■ Task to complete ■
Show every line below where "кредиторская" can be found.
* START Listing *
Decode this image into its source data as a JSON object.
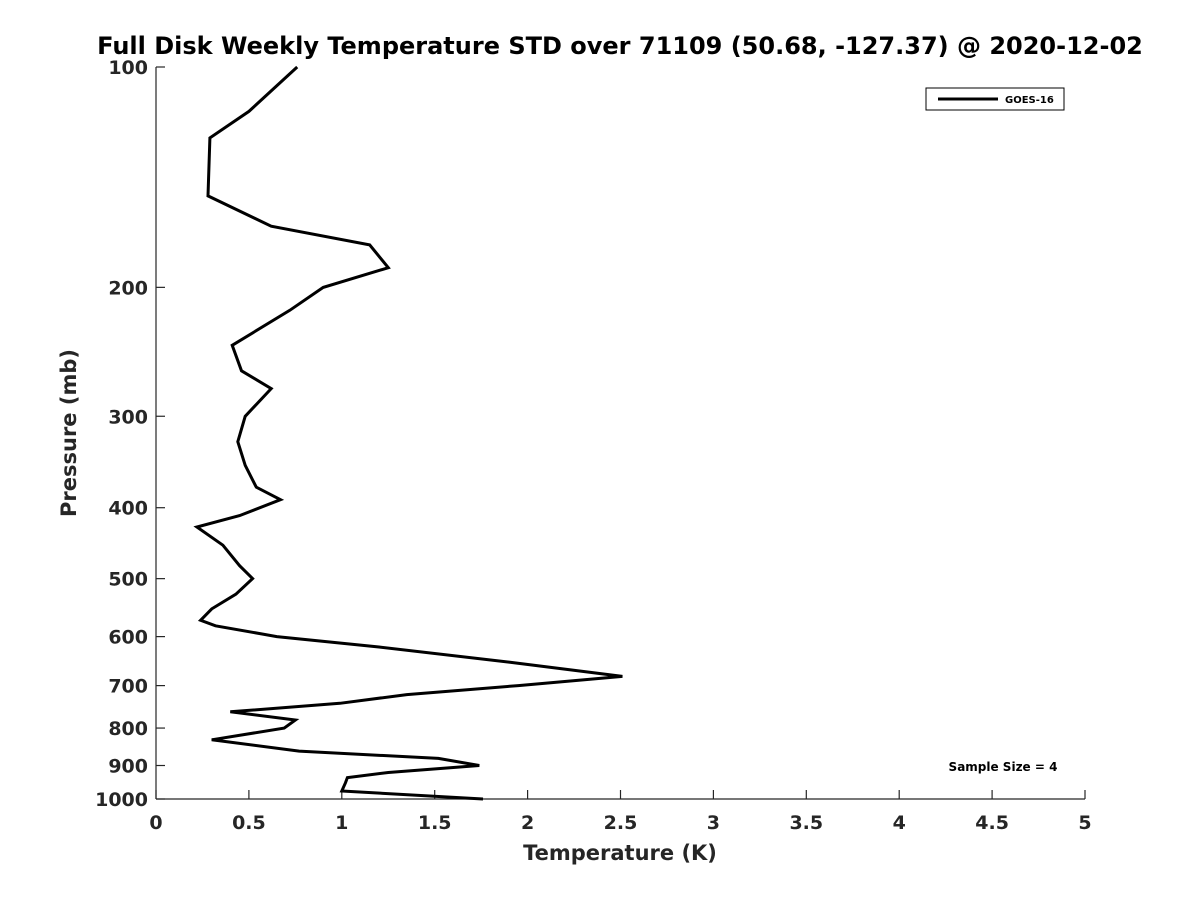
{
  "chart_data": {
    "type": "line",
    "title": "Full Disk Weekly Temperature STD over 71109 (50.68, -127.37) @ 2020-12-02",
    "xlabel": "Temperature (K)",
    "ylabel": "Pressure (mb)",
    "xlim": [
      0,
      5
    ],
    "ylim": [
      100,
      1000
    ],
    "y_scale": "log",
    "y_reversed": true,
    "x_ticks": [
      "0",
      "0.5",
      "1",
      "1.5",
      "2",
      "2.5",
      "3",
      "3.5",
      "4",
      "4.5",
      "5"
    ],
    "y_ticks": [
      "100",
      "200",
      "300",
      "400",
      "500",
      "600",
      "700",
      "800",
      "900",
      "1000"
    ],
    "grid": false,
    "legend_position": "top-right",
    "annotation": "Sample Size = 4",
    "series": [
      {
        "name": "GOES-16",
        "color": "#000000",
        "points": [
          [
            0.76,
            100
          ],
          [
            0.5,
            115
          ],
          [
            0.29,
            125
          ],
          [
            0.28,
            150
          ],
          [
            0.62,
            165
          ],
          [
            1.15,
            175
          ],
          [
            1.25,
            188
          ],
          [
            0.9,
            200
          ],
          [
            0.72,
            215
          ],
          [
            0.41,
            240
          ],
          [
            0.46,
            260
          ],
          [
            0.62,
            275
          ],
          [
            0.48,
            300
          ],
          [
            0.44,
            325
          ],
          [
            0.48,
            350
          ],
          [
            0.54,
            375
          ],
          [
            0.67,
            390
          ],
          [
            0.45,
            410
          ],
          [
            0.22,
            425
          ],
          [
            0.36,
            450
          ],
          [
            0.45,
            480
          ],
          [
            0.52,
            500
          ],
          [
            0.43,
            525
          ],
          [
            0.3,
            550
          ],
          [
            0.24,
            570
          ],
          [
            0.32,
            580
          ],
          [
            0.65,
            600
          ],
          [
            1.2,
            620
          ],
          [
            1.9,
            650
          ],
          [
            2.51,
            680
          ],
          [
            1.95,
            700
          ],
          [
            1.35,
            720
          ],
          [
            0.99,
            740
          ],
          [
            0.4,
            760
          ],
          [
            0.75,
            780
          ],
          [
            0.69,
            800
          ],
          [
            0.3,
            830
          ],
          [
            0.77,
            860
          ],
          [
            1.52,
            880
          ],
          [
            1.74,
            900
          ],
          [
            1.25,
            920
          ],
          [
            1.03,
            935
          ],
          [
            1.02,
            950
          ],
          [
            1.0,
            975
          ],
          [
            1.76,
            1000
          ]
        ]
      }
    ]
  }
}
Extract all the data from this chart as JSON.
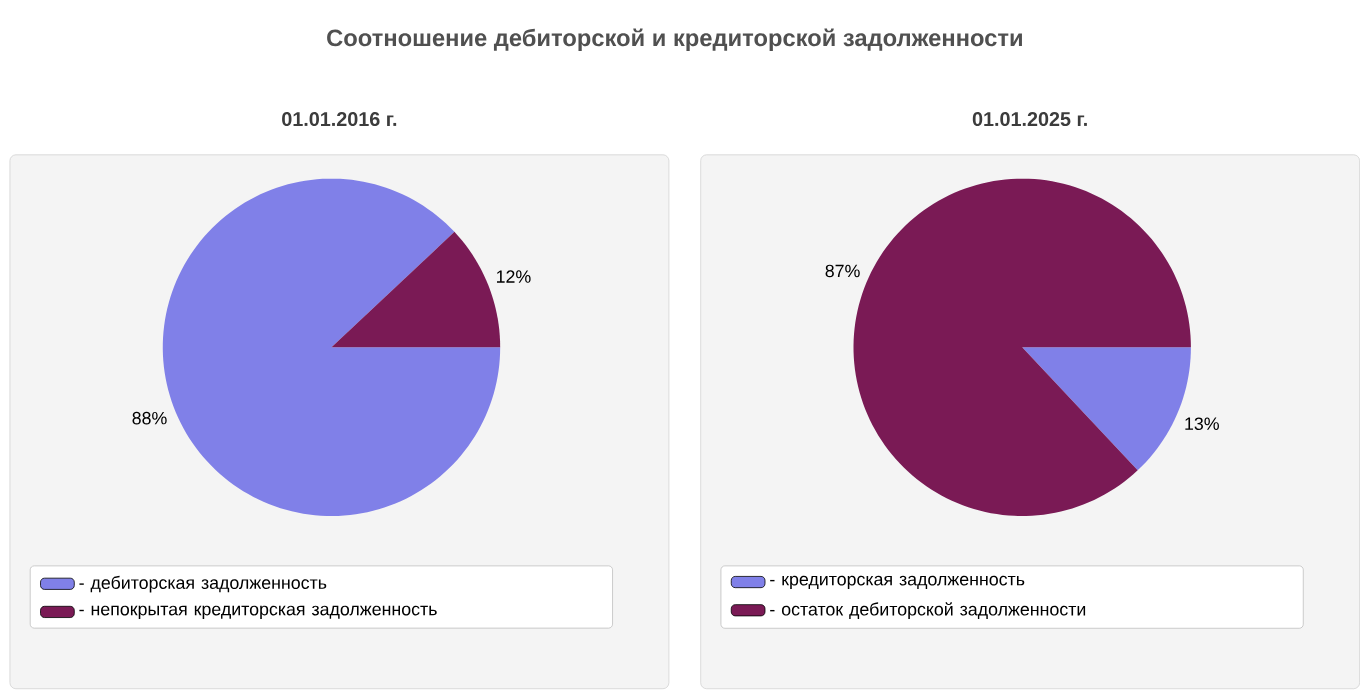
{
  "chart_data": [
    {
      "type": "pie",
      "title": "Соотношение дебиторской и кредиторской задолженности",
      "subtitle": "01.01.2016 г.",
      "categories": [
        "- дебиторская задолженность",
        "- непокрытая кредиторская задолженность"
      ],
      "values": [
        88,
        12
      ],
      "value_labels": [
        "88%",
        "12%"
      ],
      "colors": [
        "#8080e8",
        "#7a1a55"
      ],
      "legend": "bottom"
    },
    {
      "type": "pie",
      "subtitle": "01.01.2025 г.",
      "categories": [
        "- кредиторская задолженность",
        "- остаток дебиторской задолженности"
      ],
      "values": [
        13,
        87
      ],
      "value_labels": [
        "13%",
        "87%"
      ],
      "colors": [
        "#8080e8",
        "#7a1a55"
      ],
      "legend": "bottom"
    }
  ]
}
* END Listing *
* START Listing *
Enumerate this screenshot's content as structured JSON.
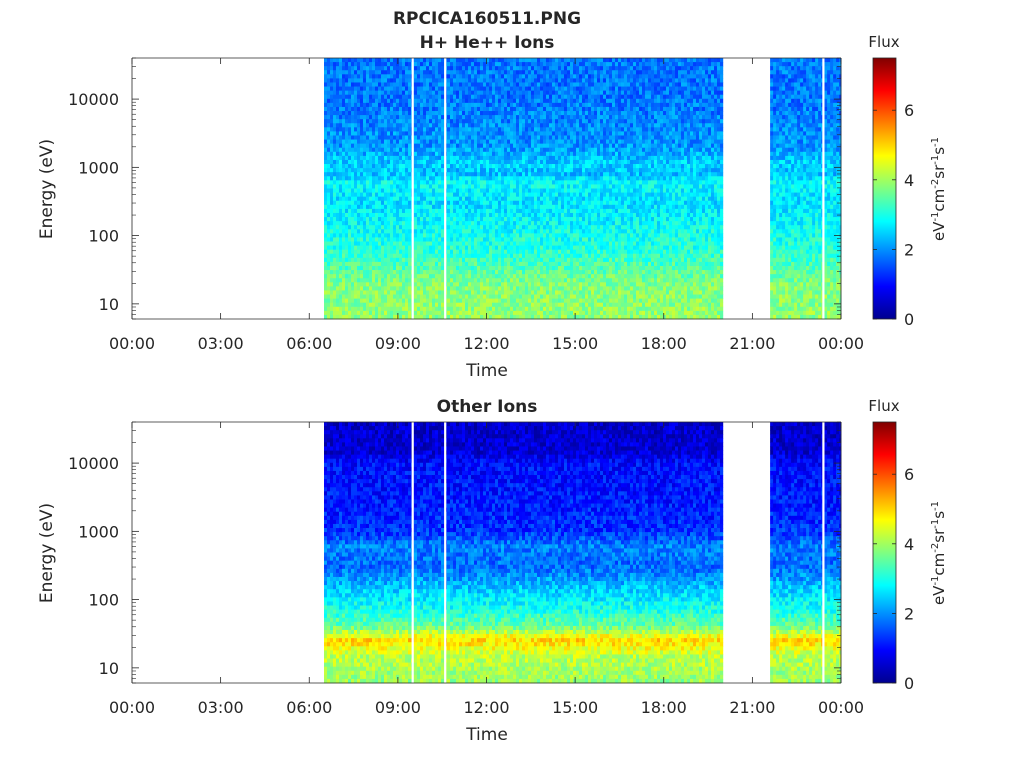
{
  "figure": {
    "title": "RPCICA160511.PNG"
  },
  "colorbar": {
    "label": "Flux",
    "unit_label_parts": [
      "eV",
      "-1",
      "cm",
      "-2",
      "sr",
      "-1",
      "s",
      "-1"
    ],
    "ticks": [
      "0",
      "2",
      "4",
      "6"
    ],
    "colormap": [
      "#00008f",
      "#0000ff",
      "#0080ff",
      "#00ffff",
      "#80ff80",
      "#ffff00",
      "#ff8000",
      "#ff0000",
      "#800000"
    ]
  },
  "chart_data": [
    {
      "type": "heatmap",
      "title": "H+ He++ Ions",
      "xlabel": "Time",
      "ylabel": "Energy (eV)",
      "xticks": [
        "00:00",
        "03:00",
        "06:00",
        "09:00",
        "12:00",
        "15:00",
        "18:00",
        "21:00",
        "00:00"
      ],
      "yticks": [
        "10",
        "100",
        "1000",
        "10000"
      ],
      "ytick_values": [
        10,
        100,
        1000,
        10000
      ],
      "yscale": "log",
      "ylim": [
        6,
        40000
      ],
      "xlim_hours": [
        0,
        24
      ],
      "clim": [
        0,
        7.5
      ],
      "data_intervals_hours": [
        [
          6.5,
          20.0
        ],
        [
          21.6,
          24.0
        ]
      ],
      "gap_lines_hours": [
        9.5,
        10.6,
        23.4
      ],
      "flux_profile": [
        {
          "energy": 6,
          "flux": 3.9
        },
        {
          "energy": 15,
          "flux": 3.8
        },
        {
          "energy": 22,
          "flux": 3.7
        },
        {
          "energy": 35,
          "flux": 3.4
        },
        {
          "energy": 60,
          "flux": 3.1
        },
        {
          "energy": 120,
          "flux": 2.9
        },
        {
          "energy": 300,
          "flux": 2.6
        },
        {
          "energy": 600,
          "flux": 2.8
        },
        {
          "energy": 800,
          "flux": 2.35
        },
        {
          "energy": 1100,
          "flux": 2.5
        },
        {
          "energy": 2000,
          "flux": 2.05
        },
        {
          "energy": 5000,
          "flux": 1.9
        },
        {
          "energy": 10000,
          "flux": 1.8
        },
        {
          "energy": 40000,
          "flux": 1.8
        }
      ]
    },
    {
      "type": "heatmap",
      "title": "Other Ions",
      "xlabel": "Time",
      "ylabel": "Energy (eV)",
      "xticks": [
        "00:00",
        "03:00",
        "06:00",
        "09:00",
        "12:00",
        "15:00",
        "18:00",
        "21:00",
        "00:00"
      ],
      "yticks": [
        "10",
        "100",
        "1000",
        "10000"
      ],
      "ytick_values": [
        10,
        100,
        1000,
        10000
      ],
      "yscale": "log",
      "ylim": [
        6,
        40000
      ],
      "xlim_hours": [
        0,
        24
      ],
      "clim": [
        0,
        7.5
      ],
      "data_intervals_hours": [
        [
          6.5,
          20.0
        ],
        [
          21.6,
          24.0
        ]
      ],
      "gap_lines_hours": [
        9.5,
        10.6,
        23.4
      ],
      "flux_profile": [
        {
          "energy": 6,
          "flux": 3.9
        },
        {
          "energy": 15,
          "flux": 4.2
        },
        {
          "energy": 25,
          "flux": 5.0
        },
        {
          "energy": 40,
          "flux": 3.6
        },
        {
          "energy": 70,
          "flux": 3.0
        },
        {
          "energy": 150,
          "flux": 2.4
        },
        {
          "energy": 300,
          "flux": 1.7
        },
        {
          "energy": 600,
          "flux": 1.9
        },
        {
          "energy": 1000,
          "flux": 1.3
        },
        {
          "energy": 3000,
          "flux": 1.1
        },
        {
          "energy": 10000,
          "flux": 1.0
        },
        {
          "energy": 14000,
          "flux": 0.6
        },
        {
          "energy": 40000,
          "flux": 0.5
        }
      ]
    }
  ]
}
* END Listing *
■ Correct output ■
        "- непокрытая кредиторская задолженность"
        "- кредиторская задолженность",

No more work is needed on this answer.